Assigned task:
Pictures are to be omitted, and every entry below is to be restated exactly.

⁂

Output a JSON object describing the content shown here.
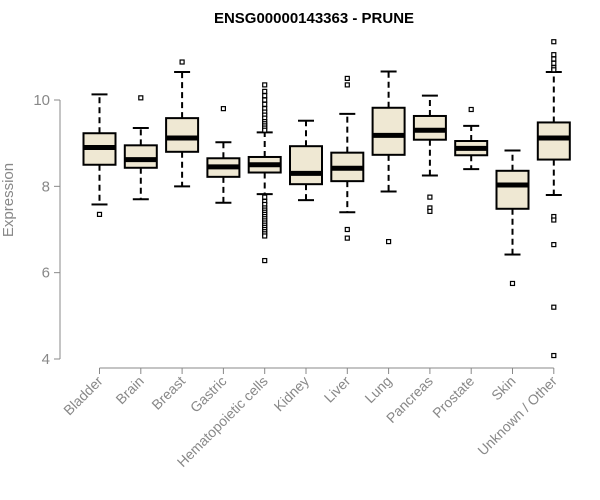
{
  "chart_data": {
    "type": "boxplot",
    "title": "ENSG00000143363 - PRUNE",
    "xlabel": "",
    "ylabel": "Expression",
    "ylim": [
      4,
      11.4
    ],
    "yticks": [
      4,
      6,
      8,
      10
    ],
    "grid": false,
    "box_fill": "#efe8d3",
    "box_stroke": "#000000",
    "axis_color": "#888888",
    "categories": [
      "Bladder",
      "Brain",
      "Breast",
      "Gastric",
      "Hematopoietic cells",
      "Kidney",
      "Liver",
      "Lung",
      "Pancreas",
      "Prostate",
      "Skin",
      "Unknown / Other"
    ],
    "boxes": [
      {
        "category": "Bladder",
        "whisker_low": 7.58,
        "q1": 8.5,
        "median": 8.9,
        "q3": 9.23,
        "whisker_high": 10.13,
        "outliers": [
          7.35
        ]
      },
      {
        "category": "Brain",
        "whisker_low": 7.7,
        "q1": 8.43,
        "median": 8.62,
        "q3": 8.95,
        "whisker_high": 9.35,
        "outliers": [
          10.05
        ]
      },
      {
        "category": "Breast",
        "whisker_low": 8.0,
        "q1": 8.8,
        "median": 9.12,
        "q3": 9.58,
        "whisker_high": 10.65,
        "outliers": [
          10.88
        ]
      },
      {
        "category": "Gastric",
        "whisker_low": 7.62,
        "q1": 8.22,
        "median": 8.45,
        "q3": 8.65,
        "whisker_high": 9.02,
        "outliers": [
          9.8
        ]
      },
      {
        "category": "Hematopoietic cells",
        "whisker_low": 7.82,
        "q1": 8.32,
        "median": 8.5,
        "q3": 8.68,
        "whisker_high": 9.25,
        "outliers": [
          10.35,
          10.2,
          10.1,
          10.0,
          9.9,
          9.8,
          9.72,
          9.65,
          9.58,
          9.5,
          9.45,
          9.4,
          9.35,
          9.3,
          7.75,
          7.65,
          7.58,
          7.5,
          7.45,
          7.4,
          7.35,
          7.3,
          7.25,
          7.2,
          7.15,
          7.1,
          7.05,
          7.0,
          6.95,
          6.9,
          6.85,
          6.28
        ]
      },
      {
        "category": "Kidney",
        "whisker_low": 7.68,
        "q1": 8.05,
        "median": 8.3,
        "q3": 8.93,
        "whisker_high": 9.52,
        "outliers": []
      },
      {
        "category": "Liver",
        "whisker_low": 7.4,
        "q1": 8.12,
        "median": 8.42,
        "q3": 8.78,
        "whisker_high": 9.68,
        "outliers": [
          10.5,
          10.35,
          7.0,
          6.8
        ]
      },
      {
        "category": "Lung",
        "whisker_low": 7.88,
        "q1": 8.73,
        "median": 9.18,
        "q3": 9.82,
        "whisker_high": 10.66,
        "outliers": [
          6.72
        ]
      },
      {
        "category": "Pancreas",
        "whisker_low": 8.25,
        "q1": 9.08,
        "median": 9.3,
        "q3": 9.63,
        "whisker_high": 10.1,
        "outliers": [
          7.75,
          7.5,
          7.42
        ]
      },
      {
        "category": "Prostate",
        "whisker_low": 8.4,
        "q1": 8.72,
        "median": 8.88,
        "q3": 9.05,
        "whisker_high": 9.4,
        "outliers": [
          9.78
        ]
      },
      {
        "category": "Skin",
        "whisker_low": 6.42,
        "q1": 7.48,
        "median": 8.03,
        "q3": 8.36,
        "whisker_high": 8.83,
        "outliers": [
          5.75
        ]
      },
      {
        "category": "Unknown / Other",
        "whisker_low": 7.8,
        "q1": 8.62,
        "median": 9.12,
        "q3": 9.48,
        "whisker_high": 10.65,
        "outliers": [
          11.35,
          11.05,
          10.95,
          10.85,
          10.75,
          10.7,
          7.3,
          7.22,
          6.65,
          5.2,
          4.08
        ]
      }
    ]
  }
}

⁂

Response to this task:
Output a JSON object describing the content shown here.
{
  "chart_data": {
    "type": "boxplot",
    "title": "ENSG00000143363 - PRUNE",
    "xlabel": "",
    "ylabel": "Expression",
    "ylim": [
      4,
      11.4
    ],
    "yticks": [
      4,
      6,
      8,
      10
    ],
    "grid": false,
    "box_fill": "#efe8d3",
    "box_stroke": "#000000",
    "axis_color": "#888888",
    "categories": [
      "Bladder",
      "Brain",
      "Breast",
      "Gastric",
      "Hematopoietic cells",
      "Kidney",
      "Liver",
      "Lung",
      "Pancreas",
      "Prostate",
      "Skin",
      "Unknown / Other"
    ],
    "boxes": [
      {
        "category": "Bladder",
        "whisker_low": 7.58,
        "q1": 8.5,
        "median": 8.9,
        "q3": 9.23,
        "whisker_high": 10.13,
        "outliers": [
          7.35
        ]
      },
      {
        "category": "Brain",
        "whisker_low": 7.7,
        "q1": 8.43,
        "median": 8.62,
        "q3": 8.95,
        "whisker_high": 9.35,
        "outliers": [
          10.05
        ]
      },
      {
        "category": "Breast",
        "whisker_low": 8.0,
        "q1": 8.8,
        "median": 9.12,
        "q3": 9.58,
        "whisker_high": 10.65,
        "outliers": [
          10.88
        ]
      },
      {
        "category": "Gastric",
        "whisker_low": 7.62,
        "q1": 8.22,
        "median": 8.45,
        "q3": 8.65,
        "whisker_high": 9.02,
        "outliers": [
          9.8
        ]
      },
      {
        "category": "Hematopoietic cells",
        "whisker_low": 7.82,
        "q1": 8.32,
        "median": 8.5,
        "q3": 8.68,
        "whisker_high": 9.25,
        "outliers": [
          10.35,
          10.2,
          10.1,
          10.0,
          9.9,
          9.8,
          9.72,
          9.65,
          9.58,
          9.5,
          9.45,
          9.4,
          9.35,
          9.3,
          7.75,
          7.65,
          7.58,
          7.5,
          7.45,
          7.4,
          7.35,
          7.3,
          7.25,
          7.2,
          7.15,
          7.1,
          7.05,
          7.0,
          6.95,
          6.9,
          6.85,
          6.28
        ]
      },
      {
        "category": "Kidney",
        "whisker_low": 7.68,
        "q1": 8.05,
        "median": 8.3,
        "q3": 8.93,
        "whisker_high": 9.52,
        "outliers": []
      },
      {
        "category": "Liver",
        "whisker_low": 7.4,
        "q1": 8.12,
        "median": 8.42,
        "q3": 8.78,
        "whisker_high": 9.68,
        "outliers": [
          10.5,
          10.35,
          7.0,
          6.8
        ]
      },
      {
        "category": "Lung",
        "whisker_low": 7.88,
        "q1": 8.73,
        "median": 9.18,
        "q3": 9.82,
        "whisker_high": 10.66,
        "outliers": [
          6.72
        ]
      },
      {
        "category": "Pancreas",
        "whisker_low": 8.25,
        "q1": 9.08,
        "median": 9.3,
        "q3": 9.63,
        "whisker_high": 10.1,
        "outliers": [
          7.75,
          7.5,
          7.42
        ]
      },
      {
        "category": "Prostate",
        "whisker_low": 8.4,
        "q1": 8.72,
        "median": 8.88,
        "q3": 9.05,
        "whisker_high": 9.4,
        "outliers": [
          9.78
        ]
      },
      {
        "category": "Skin",
        "whisker_low": 6.42,
        "q1": 7.48,
        "median": 8.03,
        "q3": 8.36,
        "whisker_high": 8.83,
        "outliers": [
          5.75
        ]
      },
      {
        "category": "Unknown / Other",
        "whisker_low": 7.8,
        "q1": 8.62,
        "median": 9.12,
        "q3": 9.48,
        "whisker_high": 10.65,
        "outliers": [
          11.35,
          11.05,
          10.95,
          10.85,
          10.75,
          10.7,
          7.3,
          7.22,
          6.65,
          5.2,
          4.08
        ]
      }
    ]
  }
}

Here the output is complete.